───── 抜粋文 ─────
シチズン時計、DLCコーティングの新色を21年ぶりに開発

 シチズン時計は、腕時計のケースやバンドの素材表面に特殊な加工処理を施すことで時計本来の美しさを傷から守る独自の表面硬化技術「デュラテクト」において、従来ブラックのみだった「デュラテクト DLC」から21年ぶりの新色となる「デュラテクト DLCブルー」を開発した。このDLCブルーを採用した製品を男性向け主力ブランド「シチズン アテッサ」から、ブランド35周年記念第3弾「Blue Universe Collection」として本年11月10日より発売する。

シチズン時計 DLCブルー Blue Universe Collection mst 表面改質
デュラテクト DLCブルーを採用したBlue Universe Collection


 

 開発したDLCブルーは、独特の深い青色を素材表面に施すことができる表面硬化処理技術で、傷に強く、滑らかな触り心地のDLCの特性を維持しつつ青色を実現。シャボン玉が虹色に見える現象と同じ「薄膜干渉」という原理に着目し、高度なDLC成膜技術を用いて開発した。

 DLCはダイヤモンドと黒鉛の間の性質を持つ炭素膜だが、炭素同士のつながり方次第で黒鉛のような黒色にもダイヤモンドのような透明にもなる。同社では今回、成膜条件を最適化したダイヤモンド寄りの透明に近いDLC膜を開発。これを通常の黒色のDLC膜の上に成膜して積層構造とした。これに光を当てると、透明のDLC膜の表面で反射する光と、透過して下の黒色のDLC膜表面で反射する光とに分かれ、それぞれが干渉し合う「薄膜干渉」を起こす。その際、膜の厚みによって、特定の波長が強くなったり、弱くなったりすることで色が変わるが、同社では数十nmレベルで膜厚を均一に制御する高度な技術を用いて青色の波長を強め、DLCのみを用いて深い青色を生み出すことに成功したもの。
───── 入力行 ─────
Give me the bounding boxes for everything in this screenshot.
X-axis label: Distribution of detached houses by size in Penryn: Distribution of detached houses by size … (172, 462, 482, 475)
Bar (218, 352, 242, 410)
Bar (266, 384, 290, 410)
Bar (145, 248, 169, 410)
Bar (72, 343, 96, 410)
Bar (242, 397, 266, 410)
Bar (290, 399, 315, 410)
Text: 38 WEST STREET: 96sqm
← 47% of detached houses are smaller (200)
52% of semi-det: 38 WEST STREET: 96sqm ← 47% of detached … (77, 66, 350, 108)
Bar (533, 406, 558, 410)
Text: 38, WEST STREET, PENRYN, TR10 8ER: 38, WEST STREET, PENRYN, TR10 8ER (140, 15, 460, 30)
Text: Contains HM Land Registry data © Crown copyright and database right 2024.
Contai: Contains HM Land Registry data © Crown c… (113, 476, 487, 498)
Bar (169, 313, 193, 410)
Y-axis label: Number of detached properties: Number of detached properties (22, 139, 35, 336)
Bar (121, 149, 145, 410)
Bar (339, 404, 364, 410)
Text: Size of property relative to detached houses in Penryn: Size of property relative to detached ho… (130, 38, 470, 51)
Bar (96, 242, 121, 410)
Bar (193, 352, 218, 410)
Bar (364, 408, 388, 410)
─────
• 課題の要件:
A) シチズン時計の新色に関する抜粋文によると、DLCブルーはどんな原理に着目して開発されたか。
B) レコードの先頭から「Text: 38, WEST」を含む行までを、「Bar」を「Column」に差し替えて書き直してください。ほかの部分は変えないこと。

• 課題の解答:
A) シャボン玉が虹色に見える現象と同じ「薄膜干渉」という原理に着目して開発された。

B)
Give me the bounding boxes for everything in this screenshot.
X-axis label: Distribution of detached houses by size in Penryn: Distribution of detached houses by size … (172, 462, 482, 475)
Column (218, 352, 242, 410)
Column (266, 384, 290, 410)
Column (145, 248, 169, 410)
Column (72, 343, 96, 410)
Column (242, 397, 266, 410)
Column (290, 399, 315, 410)
Text: 38 WEST STREET: 96sqm
← 47% of detached houses are smaller (200)
52% of semi-det: 38 WEST STREET: 96sqm ← 47% of detached … (77, 66, 350, 108)
Column (533, 406, 558, 410)
Text: 38, WEST STREET, PENRYN, TR10 8ER: 38, WEST STREET, PENRYN, TR10 8ER (140, 15, 460, 30)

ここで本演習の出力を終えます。